Set task
Copy all records verbatim.
-*-
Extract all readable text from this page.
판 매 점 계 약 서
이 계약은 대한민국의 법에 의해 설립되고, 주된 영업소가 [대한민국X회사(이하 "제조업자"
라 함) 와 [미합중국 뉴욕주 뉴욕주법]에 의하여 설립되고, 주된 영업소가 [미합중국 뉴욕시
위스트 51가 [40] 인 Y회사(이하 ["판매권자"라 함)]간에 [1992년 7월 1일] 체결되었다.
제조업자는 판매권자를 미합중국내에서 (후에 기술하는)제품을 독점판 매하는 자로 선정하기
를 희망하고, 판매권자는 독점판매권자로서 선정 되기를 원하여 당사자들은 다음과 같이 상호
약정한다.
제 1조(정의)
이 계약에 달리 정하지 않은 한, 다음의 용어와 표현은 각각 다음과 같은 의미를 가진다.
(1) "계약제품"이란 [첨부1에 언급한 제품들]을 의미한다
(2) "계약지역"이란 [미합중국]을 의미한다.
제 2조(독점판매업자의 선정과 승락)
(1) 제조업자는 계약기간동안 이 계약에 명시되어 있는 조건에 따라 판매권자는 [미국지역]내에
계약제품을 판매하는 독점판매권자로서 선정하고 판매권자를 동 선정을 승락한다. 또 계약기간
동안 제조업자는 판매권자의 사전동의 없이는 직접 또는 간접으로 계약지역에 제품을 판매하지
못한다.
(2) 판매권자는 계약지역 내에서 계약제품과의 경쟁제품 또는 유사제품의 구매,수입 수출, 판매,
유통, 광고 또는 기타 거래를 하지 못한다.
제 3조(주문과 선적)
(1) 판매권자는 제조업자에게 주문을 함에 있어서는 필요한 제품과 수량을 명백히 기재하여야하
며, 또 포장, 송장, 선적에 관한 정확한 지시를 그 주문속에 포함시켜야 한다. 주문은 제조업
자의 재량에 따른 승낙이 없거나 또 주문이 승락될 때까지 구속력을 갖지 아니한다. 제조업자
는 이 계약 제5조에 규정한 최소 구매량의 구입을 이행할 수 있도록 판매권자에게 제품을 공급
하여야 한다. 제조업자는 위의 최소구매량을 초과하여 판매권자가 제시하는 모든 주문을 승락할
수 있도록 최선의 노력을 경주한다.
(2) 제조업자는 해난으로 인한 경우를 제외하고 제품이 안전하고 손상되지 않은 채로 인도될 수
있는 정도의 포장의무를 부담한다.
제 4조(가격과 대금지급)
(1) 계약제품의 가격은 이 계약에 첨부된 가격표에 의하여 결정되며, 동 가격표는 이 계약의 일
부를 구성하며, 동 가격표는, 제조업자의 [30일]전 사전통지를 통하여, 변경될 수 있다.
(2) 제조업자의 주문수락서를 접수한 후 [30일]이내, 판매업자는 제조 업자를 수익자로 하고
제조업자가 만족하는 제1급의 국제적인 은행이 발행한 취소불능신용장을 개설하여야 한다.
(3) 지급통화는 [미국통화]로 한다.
-*-
The completed task
Extract all readable text from this page.
판 매 점 계 약 서
이 계약은 대한민국의 법에 의해 설립되고, 주된 영업소가 [대한민국X회사(이하 "제조업자"
라 함) 와 [미합중국 뉴욕주 뉴욕주법]에 의하여 설립되고, 주된 영업소가 [미합중국 뉴욕시
위스트 51가 [40] 인 Y회사(이하 ["판매권자"라 함)]간에 [1992년 7월 1일] 체결되었다.
제조업자는 판매권자를 미합중국내에서 (후에 기술하는)제품을 독점판 매하는 자로 선정하기
를 희망하고, 판매권자는 독점판매권자로서 선정 되기를 원하여 당사자들은 다음과 같이 상호
약정한다.
제 1조(정의)
이 계약에 달리 정하지 않은 한, 다음의 용어와 표현은 각각 다음과 같은 의미를 가진다.
(1) "계약제품"이란 [첨부1에 언급한 제품들]을 의미한다
(2) "계약지역"이란 [미합중국]을 의미한다.
제 2조(독점판매업자의 선정과 승락)
(1) 제조업자는 계약기간동안 이 계약에 명시되어 있는 조건에 따라 판매권자는 [미국지역]내에
계약제품을 판매하는 독점판매권자로서 선정하고 판매권자를 동 선정을 승락한다. 또 계약기간
동안 제조업자는 판매권자의 사전동의 없이는 직접 또는 간접으로 계약지역에 제품을 판매하지
못한다.
(2) 판매권자는 계약지역 내에서 계약제품과의 경쟁제품 또는 유사제품의 구매,수입 수출, 판매,
유통, 광고 또는 기타 거래를 하지 못한다.
제 3조(주문과 선적)
(1) 판매권자는 제조업자에게 주문을 함에 있어서는 필요한 제품과 수량을 명백히 기재하여야하
며, 또 포장, 송장, 선적에 관한 정확한 지시를 그 주문속에 포함시켜야 한다. 주문은 제조업
자의 재량에 따른 승낙이 없거나 또 주문이 승락될 때까지 구속력을 갖지 아니한다. 제조업자
는 이 계약 제5조에 규정한 최소 구매량의 구입을 이행할 수 있도록 판매권자에게 제품을 공급
하여야 한다. 제조업자는 위의 최소구매량을 초과하여 판매권자가 제시하는 모든 주문을 승락할
수 있도록 최선의 노력을 경주한다.
(2) 제조업자는 해난으로 인한 경우를 제외하고 제품이 안전하고 손상되지 않은 채로 인도될 수
있는 정도의 포장의무를 부담한다.
제 4조(가격과 대금지급)
(1) 계약제품의 가격은 이 계약에 첨부된 가격표에 의하여 결정되며, 동 가격표는 이 계약의 일
부를 구성하며, 동 가격표는, 제조업자의 [30일]전 사전통지를 통하여, 변경될 수 있다.
(2) 제조업자의 주문수락서를 접수한 후 [30일]이내, 판매업자는 제조 업자를 수익자로 하고
제조업자가 만족하는 제1급의 국제적인 은행이 발행한 취소불능신용장을 개설하여야 한다.
(3) 지급통화는 [미국통화]로 한다.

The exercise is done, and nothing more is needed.